THE REQUEST: In the records, from the start through the line containing "level mark +2.90 <box>476 379 513 390</box>", change "wall" to "partition" and leave everything else unchanged. Return only those lines.

(Records from a data source)
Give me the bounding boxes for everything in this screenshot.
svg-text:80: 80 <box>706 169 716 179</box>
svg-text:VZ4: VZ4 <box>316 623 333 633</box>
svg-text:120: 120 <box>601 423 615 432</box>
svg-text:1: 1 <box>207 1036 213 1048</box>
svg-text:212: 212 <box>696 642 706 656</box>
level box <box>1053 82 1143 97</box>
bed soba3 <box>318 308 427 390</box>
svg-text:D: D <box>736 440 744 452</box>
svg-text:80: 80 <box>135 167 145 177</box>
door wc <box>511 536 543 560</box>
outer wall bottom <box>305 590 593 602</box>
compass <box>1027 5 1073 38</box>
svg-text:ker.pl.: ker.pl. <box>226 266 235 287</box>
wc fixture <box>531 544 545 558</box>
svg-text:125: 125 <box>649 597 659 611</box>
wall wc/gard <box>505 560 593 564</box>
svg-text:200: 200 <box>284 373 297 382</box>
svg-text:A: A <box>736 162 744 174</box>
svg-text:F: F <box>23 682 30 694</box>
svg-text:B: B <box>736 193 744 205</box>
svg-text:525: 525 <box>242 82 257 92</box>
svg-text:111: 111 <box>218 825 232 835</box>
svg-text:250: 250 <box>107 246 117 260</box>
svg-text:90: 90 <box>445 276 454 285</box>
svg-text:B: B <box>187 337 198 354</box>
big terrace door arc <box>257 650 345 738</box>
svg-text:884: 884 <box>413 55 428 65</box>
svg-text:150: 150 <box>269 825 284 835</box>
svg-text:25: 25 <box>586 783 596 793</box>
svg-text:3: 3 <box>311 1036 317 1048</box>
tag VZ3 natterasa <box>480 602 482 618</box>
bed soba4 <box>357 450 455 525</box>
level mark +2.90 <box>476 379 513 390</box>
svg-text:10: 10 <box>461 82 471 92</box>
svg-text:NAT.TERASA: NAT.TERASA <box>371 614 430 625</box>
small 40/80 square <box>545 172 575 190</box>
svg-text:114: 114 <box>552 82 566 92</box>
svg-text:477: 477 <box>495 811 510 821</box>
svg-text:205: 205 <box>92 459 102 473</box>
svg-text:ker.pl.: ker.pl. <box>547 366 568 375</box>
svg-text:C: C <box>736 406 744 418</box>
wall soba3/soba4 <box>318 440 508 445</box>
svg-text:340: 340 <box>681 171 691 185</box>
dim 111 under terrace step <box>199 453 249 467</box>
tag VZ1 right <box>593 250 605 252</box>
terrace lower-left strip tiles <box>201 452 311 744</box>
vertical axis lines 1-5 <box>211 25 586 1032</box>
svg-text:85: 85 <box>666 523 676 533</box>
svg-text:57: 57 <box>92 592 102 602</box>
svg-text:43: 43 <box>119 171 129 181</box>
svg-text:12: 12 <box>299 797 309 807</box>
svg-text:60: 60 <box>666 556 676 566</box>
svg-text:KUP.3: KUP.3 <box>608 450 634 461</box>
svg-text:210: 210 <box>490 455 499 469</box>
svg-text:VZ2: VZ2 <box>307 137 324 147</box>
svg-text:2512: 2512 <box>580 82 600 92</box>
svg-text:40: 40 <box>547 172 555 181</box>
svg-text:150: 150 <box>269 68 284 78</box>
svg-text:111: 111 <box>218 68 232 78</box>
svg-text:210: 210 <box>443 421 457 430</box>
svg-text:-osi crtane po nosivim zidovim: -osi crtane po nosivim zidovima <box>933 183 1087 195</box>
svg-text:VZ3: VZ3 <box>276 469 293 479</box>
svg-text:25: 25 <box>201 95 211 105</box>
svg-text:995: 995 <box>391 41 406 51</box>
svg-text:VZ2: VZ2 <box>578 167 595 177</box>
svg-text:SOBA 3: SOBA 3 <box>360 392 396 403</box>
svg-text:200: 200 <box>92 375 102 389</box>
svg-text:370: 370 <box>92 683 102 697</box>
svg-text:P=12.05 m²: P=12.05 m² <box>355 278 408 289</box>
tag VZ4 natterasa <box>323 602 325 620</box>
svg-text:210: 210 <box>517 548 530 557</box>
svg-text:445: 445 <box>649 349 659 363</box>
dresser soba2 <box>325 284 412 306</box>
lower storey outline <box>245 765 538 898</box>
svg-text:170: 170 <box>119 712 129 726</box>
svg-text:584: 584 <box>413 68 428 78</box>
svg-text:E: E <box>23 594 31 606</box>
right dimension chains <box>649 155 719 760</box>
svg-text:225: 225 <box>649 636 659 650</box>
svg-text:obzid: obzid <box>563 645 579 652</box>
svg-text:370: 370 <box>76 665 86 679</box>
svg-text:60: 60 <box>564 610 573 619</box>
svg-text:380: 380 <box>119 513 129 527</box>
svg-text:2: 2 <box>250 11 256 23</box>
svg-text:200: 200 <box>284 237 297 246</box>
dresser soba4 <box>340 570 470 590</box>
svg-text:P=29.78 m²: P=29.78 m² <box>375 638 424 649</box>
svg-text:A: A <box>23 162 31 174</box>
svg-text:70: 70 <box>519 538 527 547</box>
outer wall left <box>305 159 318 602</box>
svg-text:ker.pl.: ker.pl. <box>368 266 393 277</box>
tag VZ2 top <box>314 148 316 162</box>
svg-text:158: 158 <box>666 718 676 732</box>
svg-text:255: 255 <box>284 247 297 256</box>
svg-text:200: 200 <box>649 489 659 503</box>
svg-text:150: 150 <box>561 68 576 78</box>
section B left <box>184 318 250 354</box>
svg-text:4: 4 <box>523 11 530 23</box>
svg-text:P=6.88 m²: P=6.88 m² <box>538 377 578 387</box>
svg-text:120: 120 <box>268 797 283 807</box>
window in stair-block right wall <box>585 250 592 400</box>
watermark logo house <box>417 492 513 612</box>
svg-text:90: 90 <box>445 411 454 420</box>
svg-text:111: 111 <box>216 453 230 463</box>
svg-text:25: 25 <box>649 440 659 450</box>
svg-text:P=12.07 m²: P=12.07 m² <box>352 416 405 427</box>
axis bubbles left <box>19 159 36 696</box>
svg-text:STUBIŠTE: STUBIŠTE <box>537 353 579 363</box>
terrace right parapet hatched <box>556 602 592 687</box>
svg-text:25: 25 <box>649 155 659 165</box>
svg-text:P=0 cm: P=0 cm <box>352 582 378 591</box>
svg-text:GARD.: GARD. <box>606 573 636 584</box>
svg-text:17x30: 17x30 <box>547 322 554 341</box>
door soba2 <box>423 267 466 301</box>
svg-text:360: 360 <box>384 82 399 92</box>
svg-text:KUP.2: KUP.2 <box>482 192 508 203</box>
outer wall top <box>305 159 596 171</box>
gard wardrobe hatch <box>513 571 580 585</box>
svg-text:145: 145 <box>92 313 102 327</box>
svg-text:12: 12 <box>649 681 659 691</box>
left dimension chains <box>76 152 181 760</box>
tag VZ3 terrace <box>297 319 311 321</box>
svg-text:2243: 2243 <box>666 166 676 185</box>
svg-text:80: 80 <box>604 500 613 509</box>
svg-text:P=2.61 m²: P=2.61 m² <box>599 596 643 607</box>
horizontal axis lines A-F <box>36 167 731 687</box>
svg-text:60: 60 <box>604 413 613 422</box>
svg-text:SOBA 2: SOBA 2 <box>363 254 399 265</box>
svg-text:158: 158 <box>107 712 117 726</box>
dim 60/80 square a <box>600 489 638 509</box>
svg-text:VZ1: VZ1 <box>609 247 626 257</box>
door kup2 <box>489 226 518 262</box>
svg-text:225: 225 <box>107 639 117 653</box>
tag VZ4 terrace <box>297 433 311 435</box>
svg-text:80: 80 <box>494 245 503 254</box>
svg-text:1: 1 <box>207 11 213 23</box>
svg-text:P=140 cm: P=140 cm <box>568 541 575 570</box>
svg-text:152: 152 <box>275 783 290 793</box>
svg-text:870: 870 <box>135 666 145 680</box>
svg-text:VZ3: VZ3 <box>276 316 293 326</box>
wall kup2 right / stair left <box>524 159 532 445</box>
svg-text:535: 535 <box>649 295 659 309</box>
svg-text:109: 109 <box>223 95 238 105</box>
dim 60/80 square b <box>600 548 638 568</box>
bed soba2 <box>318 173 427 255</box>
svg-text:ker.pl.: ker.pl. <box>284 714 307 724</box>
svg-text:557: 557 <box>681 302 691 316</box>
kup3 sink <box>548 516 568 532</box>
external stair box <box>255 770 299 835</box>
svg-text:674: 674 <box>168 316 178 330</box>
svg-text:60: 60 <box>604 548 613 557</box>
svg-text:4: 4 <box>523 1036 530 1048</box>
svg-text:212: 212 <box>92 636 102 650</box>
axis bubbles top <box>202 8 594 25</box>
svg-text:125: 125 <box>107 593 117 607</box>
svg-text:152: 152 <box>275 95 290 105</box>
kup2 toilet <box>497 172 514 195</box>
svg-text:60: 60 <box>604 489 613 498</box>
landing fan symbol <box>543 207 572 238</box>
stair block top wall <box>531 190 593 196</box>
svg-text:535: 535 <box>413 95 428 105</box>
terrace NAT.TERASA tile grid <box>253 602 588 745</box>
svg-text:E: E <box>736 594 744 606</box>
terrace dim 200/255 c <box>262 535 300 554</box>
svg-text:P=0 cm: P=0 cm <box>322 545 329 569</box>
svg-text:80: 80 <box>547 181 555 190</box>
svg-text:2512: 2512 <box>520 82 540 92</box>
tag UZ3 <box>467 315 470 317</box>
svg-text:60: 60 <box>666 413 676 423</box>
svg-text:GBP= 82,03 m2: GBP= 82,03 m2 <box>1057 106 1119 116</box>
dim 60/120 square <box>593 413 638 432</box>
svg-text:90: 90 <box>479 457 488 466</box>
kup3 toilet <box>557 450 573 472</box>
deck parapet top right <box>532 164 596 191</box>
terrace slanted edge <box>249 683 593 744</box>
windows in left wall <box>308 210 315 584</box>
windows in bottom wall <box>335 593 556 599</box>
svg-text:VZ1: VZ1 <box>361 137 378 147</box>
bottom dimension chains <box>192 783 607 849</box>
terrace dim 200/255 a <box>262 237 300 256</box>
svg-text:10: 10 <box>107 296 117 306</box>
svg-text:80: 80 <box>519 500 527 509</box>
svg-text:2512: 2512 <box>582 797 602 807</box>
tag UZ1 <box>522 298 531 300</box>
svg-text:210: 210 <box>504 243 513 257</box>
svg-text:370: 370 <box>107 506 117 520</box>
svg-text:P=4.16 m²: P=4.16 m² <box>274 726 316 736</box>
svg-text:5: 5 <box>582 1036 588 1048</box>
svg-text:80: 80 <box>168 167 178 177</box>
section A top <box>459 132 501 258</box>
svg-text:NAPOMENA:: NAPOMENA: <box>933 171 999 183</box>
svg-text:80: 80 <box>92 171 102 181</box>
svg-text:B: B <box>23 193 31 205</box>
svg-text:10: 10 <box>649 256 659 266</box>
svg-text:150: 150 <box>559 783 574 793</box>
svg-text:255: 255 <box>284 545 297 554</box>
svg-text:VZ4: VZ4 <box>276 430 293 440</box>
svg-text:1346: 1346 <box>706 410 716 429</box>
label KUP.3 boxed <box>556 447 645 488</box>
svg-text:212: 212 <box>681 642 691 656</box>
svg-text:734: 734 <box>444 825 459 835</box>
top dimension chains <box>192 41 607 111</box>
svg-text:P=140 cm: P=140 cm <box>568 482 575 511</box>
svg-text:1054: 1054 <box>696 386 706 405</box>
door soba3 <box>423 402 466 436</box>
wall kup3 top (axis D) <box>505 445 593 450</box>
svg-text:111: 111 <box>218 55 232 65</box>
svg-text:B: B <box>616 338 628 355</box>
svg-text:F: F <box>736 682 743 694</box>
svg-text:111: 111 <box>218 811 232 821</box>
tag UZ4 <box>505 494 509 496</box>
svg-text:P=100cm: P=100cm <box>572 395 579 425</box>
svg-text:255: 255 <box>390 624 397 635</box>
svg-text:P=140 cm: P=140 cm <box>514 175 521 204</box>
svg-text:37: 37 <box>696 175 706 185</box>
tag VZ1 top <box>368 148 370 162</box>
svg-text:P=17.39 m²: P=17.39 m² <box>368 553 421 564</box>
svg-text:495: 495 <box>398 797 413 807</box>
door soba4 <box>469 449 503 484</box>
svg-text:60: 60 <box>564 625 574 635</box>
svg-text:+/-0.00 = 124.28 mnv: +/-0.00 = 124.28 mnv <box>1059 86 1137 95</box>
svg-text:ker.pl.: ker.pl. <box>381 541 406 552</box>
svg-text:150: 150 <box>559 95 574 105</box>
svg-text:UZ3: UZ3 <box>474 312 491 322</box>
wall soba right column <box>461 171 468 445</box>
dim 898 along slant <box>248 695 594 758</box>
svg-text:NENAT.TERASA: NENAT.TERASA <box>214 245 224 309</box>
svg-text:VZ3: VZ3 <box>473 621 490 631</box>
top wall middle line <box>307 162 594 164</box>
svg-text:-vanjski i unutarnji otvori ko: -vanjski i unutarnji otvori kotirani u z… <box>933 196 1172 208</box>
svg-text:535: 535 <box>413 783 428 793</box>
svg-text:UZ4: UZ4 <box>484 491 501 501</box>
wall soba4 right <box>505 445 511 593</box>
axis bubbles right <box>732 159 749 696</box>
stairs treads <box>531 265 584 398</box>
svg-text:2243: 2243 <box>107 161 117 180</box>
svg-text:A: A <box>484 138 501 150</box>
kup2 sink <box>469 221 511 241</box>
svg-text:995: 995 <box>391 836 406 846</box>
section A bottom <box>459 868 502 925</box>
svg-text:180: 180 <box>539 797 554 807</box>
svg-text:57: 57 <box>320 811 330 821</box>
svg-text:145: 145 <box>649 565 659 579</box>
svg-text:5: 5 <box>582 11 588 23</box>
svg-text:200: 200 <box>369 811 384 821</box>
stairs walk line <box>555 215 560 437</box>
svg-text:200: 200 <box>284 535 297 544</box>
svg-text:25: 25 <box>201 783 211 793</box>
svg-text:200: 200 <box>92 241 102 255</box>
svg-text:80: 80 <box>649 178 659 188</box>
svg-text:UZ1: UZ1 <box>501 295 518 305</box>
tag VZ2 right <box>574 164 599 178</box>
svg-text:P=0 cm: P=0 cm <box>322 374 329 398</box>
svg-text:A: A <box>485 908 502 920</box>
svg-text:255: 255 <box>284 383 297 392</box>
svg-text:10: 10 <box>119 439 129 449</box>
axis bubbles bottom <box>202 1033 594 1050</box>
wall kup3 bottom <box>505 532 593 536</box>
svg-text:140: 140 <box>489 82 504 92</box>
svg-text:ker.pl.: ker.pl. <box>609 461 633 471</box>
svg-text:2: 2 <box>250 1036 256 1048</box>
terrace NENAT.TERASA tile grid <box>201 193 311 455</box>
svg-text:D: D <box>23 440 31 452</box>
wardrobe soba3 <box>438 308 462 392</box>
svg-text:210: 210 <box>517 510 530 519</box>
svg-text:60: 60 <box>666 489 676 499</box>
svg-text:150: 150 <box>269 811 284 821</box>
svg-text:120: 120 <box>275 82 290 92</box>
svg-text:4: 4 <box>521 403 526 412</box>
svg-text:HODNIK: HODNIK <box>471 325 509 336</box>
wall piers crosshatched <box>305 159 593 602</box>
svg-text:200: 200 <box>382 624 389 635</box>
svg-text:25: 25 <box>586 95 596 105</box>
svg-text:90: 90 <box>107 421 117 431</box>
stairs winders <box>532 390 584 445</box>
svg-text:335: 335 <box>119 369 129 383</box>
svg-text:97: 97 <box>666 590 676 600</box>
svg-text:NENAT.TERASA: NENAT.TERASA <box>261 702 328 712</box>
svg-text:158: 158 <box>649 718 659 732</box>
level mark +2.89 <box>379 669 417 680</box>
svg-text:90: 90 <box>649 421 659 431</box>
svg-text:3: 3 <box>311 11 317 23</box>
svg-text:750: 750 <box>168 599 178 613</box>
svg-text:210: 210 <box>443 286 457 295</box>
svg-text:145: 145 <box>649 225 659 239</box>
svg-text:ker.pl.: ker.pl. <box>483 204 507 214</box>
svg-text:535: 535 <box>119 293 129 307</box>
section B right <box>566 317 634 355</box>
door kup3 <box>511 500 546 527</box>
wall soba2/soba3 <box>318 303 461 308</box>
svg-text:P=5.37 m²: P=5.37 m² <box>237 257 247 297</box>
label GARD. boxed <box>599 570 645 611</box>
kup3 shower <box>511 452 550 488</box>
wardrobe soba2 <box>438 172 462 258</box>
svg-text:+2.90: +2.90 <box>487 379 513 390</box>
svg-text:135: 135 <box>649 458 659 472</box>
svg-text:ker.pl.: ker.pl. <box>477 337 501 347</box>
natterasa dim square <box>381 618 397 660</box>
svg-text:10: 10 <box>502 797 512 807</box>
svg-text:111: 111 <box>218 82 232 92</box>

FINAL RESULT:
Give me the bounding boxes for everything in this screenshot.
svg-text:80: 80 <box>706 169 716 179</box>
svg-text:VZ4: VZ4 <box>316 623 333 633</box>
svg-text:120: 120 <box>601 423 615 432</box>
svg-text:1: 1 <box>207 1036 213 1048</box>
svg-text:212: 212 <box>696 642 706 656</box>
level box <box>1053 82 1143 97</box>
bed soba3 <box>318 308 427 390</box>
svg-text:D: D <box>736 440 744 452</box>
svg-text:80: 80 <box>135 167 145 177</box>
door wc <box>511 536 543 560</box>
outer partition bottom <box>305 590 593 602</box>
compass <box>1027 5 1073 38</box>
svg-text:ker.pl.: ker.pl. <box>226 266 235 287</box>
wc fixture <box>531 544 545 558</box>
svg-text:125: 125 <box>649 597 659 611</box>
partition wc/gard <box>505 560 593 564</box>
svg-text:200: 200 <box>284 373 297 382</box>
svg-text:A: A <box>736 162 744 174</box>
svg-text:F: F <box>23 682 30 694</box>
svg-text:B: B <box>736 193 744 205</box>
svg-text:525: 525 <box>242 82 257 92</box>
svg-text:111: 111 <box>218 825 232 835</box>
svg-text:250: 250 <box>107 246 117 260</box>
svg-text:90: 90 <box>445 276 454 285</box>
svg-text:B: B <box>187 337 198 354</box>
big terrace door arc <box>257 650 345 738</box>
svg-text:884: 884 <box>413 55 428 65</box>
svg-text:150: 150 <box>269 825 284 835</box>
svg-text:25: 25 <box>586 783 596 793</box>
svg-text:3: 3 <box>311 1036 317 1048</box>
tag VZ3 natterasa <box>480 602 482 618</box>
bed soba4 <box>357 450 455 525</box>
level mark +2.90 <box>476 379 513 390</box>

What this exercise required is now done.